* _WHAT THE TASK REQUIRES_
Identify each line containing the word "fingers" and copy it.

* _INPUT ROWS_
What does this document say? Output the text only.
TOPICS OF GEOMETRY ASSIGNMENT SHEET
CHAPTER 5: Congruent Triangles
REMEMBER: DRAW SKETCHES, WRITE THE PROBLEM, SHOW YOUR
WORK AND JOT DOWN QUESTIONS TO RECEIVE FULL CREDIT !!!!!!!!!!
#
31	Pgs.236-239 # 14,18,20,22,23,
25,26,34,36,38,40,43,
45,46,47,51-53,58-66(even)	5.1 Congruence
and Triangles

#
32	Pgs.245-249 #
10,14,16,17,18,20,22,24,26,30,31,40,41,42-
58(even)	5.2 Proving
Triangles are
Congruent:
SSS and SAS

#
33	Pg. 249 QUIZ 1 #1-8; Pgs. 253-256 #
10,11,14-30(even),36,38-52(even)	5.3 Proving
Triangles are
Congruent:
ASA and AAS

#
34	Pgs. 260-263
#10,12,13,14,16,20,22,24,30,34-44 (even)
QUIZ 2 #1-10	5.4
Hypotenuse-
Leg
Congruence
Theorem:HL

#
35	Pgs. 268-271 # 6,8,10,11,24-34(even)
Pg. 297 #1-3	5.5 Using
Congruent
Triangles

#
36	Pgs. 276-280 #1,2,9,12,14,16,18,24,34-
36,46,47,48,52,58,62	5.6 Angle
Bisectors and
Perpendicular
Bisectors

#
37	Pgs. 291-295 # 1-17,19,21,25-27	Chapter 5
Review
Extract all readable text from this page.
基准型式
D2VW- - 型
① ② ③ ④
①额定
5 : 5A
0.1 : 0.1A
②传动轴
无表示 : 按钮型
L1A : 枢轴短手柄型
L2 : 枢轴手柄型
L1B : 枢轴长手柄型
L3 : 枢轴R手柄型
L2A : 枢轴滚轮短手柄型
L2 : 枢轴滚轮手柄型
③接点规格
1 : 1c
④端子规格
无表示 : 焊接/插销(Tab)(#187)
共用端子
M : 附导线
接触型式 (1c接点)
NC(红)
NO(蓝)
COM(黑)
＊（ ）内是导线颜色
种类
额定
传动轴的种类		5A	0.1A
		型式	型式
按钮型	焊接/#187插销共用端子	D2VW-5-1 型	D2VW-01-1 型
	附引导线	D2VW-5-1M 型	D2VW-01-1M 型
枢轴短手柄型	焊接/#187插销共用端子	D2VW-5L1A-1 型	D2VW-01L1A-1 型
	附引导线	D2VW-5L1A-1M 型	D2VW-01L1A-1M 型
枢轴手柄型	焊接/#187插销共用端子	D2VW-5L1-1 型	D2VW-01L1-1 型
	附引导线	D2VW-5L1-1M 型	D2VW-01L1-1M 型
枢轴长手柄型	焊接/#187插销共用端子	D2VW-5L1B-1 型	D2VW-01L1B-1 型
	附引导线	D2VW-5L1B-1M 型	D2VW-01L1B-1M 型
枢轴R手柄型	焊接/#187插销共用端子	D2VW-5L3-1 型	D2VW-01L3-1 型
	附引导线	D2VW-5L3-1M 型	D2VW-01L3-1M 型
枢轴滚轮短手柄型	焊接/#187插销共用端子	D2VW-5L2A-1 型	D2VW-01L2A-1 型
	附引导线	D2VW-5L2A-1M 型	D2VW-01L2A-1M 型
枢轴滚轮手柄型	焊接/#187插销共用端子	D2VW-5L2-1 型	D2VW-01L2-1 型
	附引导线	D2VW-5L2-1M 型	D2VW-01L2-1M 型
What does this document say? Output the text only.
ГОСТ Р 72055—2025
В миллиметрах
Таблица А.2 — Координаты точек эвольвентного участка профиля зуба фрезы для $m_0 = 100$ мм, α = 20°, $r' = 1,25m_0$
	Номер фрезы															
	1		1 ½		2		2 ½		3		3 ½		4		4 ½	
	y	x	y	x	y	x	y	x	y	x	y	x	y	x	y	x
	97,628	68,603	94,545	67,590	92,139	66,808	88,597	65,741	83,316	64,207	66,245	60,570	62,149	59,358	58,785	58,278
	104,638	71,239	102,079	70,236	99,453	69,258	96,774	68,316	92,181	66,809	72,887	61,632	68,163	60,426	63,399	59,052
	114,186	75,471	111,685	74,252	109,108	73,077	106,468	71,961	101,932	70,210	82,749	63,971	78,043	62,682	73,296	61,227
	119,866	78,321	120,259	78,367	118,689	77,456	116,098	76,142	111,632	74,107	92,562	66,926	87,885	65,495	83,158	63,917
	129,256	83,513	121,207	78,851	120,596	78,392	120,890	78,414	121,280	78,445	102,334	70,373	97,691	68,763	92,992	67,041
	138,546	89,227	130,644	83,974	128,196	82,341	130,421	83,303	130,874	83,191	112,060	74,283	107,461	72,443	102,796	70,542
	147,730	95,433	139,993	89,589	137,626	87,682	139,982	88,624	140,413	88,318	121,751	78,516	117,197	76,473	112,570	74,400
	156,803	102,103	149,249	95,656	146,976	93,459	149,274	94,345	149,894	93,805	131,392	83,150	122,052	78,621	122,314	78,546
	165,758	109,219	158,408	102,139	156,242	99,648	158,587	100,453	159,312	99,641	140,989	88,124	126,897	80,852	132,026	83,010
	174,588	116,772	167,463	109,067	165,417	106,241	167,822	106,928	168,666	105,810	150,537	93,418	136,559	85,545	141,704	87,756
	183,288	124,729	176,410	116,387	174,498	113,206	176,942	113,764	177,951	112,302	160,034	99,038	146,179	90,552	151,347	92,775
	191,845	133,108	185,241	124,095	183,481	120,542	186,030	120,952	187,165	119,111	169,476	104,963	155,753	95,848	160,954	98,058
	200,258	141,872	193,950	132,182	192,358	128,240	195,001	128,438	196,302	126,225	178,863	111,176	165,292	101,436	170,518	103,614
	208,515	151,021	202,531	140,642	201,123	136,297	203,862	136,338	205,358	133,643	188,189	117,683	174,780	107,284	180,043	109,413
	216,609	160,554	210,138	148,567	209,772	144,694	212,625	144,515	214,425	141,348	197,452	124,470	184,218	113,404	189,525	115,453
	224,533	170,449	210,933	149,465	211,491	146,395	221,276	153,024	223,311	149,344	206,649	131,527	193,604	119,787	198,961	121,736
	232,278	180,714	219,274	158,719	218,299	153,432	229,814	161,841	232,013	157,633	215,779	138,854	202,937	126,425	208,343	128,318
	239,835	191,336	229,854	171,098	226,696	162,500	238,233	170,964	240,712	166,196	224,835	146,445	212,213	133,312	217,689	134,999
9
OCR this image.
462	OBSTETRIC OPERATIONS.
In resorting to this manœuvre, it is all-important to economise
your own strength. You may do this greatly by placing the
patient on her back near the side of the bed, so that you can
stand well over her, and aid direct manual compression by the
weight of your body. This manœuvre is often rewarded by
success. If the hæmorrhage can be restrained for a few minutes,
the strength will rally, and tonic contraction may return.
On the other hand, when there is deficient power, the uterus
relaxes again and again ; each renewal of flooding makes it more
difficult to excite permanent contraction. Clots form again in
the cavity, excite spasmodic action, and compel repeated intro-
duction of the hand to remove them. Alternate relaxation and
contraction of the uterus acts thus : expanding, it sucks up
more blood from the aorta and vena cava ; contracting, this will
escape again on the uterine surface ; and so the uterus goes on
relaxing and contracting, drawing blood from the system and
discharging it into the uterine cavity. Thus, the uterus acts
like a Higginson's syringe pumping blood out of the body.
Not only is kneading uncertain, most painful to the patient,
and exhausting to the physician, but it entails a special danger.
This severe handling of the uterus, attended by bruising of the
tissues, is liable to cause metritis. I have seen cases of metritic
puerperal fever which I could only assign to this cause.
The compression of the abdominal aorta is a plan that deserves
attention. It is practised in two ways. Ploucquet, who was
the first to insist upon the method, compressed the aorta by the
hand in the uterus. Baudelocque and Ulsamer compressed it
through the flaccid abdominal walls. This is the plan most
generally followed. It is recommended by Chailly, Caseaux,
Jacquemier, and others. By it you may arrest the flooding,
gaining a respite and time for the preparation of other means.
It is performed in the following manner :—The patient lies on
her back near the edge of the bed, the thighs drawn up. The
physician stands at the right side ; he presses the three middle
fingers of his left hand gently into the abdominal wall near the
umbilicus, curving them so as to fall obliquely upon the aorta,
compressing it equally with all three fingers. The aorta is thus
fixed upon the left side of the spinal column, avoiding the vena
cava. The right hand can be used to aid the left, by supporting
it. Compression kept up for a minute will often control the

* _WRITTEN ANSWER_
fingers of his left hand gently into the abdominal wall near the
compressing it equally with all three fingers. The aorta is thus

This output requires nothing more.